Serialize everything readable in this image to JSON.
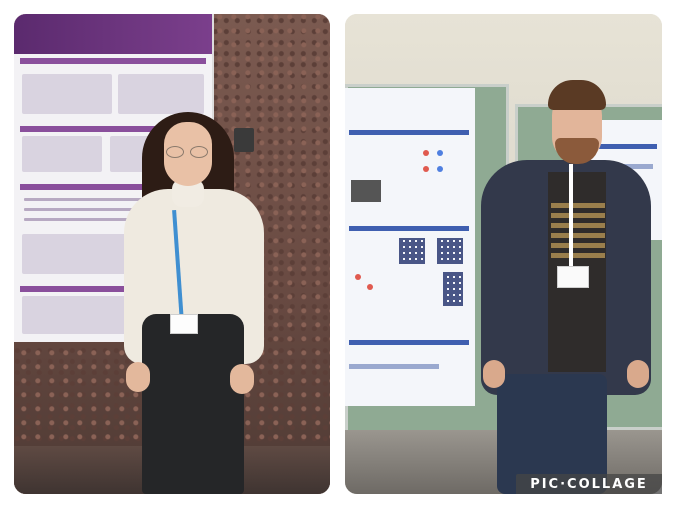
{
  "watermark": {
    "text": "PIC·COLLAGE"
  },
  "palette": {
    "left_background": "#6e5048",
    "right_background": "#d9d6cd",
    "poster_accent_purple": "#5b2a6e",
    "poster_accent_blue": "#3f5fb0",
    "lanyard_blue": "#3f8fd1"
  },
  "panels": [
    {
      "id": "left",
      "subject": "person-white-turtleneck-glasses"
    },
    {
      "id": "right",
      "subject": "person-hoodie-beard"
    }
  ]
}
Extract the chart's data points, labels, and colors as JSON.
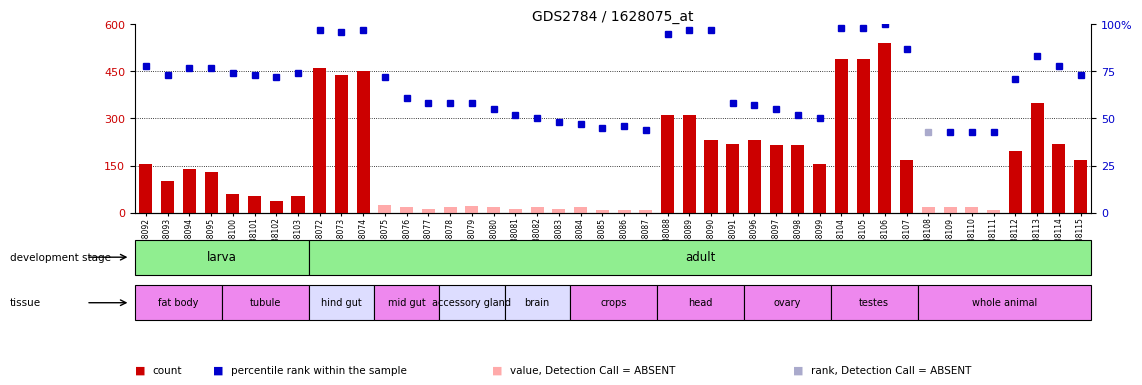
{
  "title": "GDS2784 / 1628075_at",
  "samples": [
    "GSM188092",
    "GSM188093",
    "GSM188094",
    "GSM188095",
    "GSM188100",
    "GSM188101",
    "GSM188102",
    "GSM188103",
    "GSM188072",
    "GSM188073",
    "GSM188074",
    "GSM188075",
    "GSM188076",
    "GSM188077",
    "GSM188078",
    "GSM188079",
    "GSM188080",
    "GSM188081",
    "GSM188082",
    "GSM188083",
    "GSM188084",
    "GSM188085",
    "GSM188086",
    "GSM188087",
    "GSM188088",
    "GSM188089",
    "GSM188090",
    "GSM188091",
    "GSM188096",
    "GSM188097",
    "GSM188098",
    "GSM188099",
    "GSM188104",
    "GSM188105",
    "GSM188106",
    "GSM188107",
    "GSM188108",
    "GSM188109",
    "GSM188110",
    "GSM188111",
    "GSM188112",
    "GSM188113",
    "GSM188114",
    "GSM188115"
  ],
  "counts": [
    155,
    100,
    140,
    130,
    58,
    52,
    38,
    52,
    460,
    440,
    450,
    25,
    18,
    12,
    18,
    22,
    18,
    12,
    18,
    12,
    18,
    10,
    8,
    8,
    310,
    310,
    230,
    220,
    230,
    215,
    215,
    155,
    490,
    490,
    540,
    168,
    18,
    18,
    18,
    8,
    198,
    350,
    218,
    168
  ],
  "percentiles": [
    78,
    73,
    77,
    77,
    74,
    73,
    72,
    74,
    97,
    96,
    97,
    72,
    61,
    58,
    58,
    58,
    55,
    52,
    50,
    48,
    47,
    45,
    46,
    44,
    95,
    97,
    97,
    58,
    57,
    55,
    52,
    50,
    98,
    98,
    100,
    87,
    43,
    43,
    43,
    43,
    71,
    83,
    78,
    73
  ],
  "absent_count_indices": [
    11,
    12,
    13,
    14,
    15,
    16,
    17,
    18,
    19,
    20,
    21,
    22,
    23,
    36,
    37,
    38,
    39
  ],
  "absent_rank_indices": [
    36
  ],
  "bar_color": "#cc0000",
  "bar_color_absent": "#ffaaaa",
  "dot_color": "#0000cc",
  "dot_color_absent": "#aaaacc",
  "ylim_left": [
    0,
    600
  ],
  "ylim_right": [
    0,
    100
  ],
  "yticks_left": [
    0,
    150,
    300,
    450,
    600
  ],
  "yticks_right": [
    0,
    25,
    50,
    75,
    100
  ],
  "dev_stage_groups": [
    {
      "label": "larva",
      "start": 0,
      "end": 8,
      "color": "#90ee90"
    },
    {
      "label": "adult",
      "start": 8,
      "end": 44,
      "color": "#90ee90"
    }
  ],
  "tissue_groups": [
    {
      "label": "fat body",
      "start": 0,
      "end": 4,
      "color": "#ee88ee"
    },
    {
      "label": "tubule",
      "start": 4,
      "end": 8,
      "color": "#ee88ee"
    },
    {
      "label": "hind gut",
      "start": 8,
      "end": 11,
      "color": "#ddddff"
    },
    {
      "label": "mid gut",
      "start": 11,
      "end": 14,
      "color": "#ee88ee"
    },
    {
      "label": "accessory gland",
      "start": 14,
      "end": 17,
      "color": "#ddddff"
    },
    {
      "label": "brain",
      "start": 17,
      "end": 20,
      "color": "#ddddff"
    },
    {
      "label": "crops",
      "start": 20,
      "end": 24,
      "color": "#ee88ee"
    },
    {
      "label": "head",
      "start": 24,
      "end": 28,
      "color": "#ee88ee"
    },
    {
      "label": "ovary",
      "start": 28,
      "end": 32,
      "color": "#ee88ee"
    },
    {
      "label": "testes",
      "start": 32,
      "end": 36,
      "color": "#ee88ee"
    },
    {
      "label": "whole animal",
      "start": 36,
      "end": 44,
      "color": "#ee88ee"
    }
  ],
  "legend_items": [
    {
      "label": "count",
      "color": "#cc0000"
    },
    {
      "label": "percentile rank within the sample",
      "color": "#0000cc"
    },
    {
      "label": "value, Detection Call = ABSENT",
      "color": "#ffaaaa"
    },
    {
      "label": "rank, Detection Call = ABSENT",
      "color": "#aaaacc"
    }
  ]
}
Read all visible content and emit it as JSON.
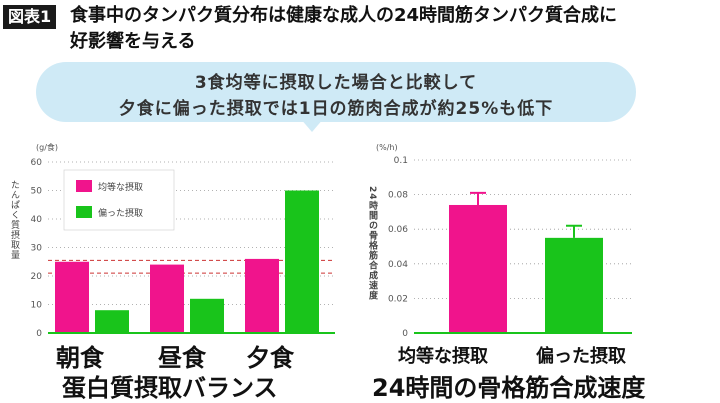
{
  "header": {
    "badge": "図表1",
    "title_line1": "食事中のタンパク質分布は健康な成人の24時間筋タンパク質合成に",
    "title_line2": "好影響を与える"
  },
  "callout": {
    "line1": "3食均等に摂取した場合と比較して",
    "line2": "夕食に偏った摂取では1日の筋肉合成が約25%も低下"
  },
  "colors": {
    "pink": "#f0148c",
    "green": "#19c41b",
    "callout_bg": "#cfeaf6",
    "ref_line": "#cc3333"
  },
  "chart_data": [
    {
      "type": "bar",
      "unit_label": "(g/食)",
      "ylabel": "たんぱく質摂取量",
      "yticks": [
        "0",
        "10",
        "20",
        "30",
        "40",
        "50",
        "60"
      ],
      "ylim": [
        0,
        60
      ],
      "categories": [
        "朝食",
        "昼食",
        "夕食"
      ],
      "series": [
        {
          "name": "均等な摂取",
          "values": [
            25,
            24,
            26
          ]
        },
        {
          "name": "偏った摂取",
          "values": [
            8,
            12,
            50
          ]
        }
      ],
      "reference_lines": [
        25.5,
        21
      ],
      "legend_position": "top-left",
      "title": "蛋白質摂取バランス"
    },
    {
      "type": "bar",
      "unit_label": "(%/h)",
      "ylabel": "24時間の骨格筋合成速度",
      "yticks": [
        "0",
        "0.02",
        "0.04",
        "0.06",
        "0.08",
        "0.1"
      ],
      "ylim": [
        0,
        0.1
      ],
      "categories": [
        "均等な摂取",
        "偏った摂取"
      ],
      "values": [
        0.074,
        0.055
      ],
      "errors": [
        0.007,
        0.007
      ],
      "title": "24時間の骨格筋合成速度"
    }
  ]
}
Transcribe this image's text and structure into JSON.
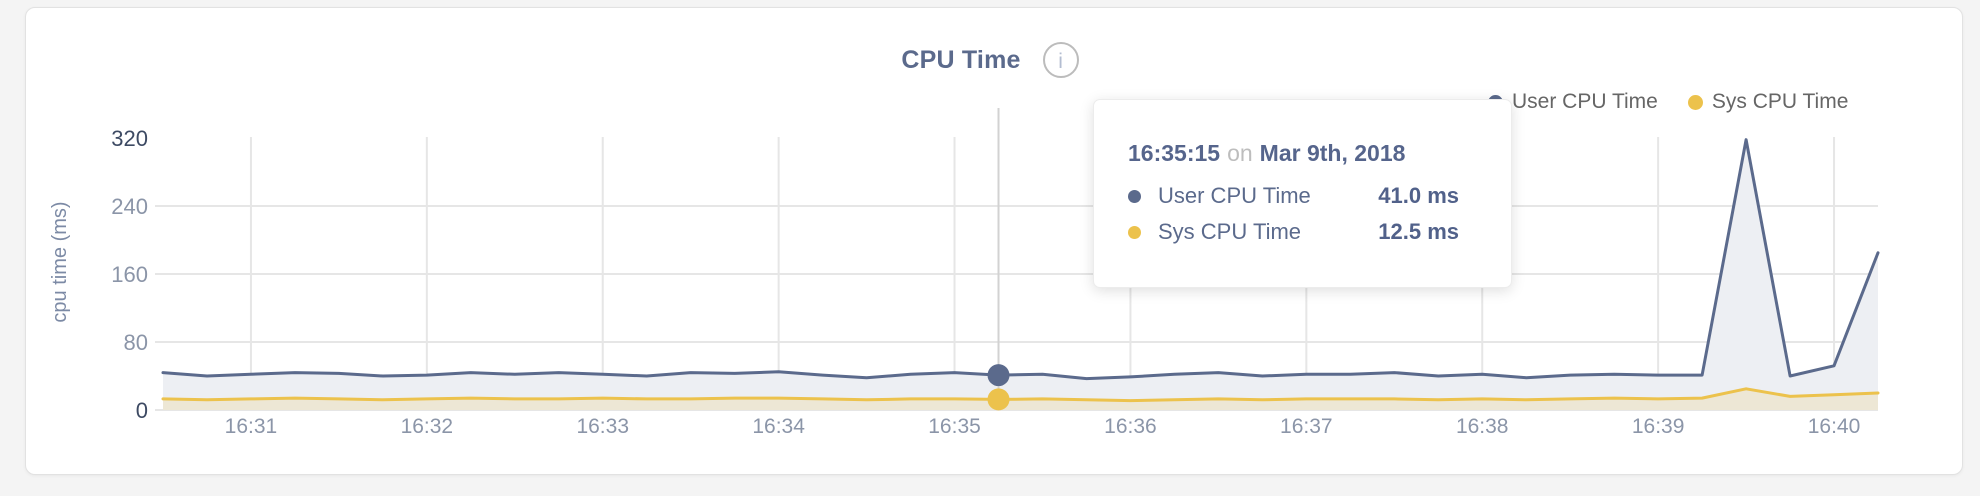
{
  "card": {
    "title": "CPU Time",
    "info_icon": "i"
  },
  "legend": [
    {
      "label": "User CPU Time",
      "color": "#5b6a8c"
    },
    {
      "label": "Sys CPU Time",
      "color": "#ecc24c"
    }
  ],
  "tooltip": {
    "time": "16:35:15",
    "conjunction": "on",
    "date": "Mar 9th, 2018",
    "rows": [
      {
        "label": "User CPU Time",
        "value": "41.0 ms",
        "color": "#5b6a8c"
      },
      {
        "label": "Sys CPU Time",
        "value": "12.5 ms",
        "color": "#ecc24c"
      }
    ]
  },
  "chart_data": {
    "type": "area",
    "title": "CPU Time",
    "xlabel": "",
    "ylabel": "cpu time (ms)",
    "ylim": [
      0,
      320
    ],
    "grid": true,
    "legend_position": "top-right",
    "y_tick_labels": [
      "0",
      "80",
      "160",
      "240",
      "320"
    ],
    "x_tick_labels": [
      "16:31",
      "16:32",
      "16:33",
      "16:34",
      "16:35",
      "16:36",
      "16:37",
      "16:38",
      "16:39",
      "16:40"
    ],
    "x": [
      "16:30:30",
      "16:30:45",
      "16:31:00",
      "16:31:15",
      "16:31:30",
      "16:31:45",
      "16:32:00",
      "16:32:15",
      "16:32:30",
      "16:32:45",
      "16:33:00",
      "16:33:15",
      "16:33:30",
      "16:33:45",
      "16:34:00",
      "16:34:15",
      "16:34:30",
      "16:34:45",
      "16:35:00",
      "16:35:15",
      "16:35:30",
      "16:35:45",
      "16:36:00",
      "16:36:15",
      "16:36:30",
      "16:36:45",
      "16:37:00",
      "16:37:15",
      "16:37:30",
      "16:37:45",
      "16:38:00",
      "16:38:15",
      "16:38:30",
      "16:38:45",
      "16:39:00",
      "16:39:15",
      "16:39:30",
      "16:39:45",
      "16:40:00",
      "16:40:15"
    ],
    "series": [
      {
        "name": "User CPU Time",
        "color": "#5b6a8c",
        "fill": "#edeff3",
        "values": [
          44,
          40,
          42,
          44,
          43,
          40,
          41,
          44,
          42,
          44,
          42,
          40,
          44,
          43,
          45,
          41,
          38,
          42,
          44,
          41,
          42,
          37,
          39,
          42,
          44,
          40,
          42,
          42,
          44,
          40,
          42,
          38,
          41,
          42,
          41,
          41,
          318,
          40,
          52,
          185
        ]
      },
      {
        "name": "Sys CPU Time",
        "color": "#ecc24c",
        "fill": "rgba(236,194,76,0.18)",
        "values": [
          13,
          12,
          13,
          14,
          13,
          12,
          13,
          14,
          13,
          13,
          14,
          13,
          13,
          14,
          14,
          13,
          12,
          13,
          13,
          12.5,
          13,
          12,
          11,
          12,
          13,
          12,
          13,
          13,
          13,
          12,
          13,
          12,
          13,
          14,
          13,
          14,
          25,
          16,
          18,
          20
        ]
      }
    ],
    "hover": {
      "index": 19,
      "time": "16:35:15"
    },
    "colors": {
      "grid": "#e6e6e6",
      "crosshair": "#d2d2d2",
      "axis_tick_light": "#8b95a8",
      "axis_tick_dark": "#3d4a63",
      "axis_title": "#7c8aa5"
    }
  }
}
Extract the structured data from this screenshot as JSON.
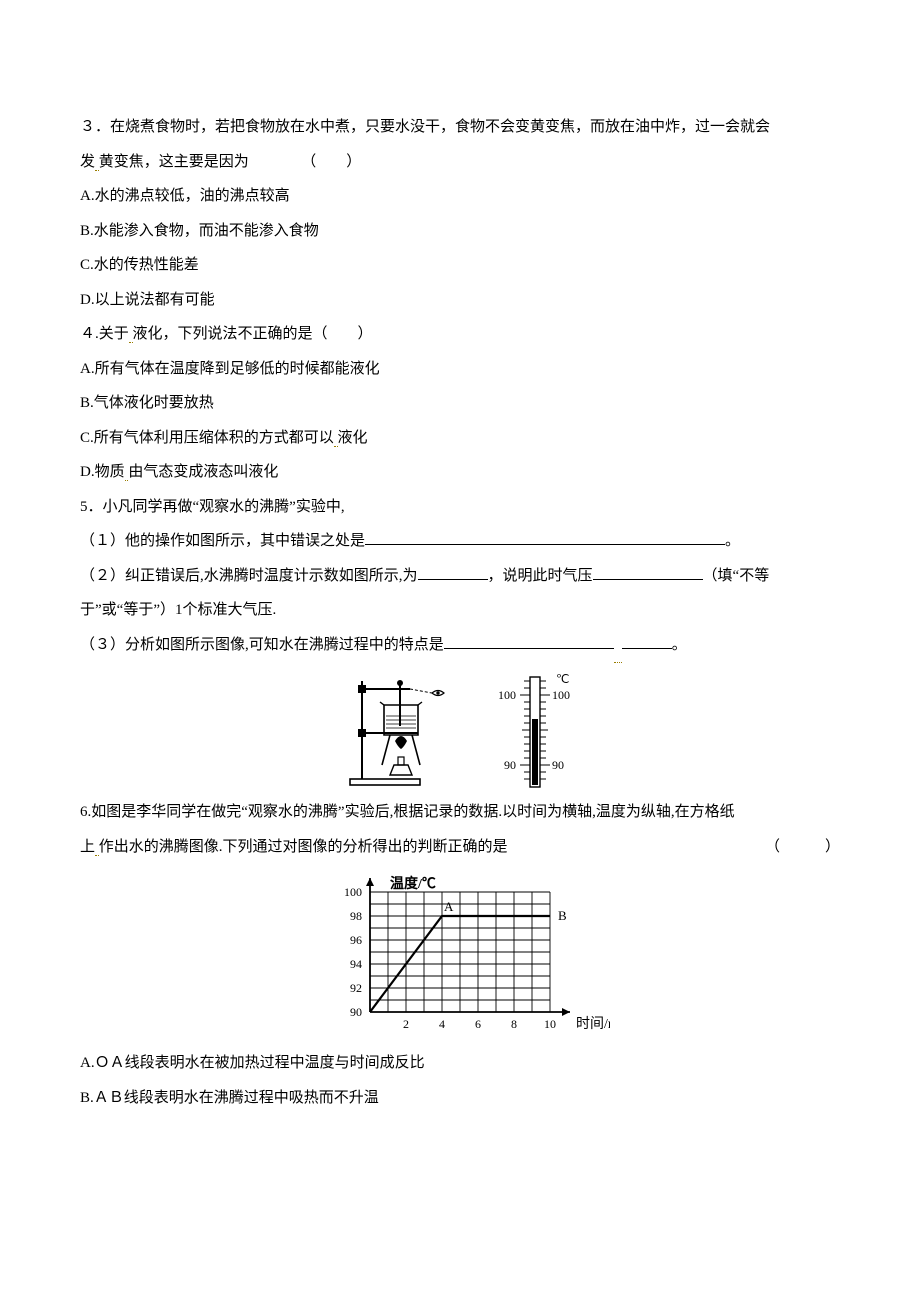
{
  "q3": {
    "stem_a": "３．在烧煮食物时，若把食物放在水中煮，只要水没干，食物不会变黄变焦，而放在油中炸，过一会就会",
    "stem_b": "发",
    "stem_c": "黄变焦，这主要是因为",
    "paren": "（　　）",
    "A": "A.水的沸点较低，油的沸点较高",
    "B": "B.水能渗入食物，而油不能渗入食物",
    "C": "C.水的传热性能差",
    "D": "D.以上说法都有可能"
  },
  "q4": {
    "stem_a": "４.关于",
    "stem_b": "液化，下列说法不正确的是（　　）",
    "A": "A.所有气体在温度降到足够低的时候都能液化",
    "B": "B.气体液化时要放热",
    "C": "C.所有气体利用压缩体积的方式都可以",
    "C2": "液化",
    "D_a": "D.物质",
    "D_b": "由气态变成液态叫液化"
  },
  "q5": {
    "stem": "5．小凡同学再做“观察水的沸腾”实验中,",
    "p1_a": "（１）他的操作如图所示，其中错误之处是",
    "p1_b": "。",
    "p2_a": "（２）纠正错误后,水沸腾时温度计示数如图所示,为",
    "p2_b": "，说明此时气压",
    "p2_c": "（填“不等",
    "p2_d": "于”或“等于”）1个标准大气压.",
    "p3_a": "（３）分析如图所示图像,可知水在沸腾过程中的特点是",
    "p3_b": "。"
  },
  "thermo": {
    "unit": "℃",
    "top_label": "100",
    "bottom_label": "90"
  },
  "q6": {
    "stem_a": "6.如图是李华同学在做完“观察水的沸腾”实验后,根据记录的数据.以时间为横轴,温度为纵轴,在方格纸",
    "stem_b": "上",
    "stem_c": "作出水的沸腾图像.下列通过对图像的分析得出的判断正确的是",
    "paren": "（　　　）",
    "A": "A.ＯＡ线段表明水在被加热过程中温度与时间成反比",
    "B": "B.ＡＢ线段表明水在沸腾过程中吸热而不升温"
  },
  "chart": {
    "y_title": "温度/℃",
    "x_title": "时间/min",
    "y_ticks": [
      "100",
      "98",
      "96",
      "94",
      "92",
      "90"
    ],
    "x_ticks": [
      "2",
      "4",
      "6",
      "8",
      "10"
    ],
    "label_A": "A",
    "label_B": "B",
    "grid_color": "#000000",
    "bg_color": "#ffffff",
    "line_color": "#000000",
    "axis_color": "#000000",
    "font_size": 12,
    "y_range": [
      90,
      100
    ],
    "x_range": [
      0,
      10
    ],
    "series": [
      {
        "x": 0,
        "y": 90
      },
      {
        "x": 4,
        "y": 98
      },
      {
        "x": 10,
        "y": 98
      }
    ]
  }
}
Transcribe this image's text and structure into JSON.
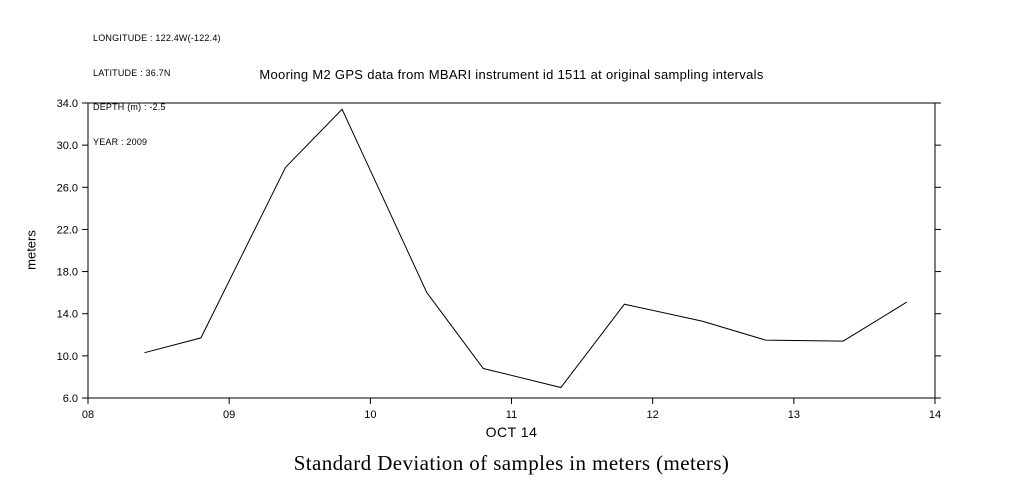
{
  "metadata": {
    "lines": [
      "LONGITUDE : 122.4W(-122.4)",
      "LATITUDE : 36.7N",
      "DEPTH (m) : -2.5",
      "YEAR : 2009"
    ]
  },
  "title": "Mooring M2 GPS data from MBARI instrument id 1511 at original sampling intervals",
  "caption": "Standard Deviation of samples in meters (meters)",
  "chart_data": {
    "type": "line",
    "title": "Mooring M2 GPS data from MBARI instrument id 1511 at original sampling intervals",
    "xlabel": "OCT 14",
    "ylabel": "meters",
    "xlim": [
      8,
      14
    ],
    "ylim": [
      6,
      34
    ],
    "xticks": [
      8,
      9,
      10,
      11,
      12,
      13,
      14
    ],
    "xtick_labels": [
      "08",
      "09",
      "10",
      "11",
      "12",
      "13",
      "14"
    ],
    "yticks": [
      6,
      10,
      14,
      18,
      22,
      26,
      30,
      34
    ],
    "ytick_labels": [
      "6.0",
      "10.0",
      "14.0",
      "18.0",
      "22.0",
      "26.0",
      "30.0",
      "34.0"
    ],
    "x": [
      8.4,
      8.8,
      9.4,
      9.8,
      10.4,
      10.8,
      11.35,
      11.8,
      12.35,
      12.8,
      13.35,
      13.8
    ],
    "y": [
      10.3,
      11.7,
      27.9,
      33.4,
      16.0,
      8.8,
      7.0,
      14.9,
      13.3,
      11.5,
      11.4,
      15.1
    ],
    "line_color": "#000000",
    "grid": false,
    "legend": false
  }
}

****************************************

GIVEN PROBLEM:
Every line of the listing that holds "subject" should be found and copied.

EXERCISE ANSWER:
      "subject": "person-white-turtleneck-glasses"
      "subject": "person-hoodie-beard"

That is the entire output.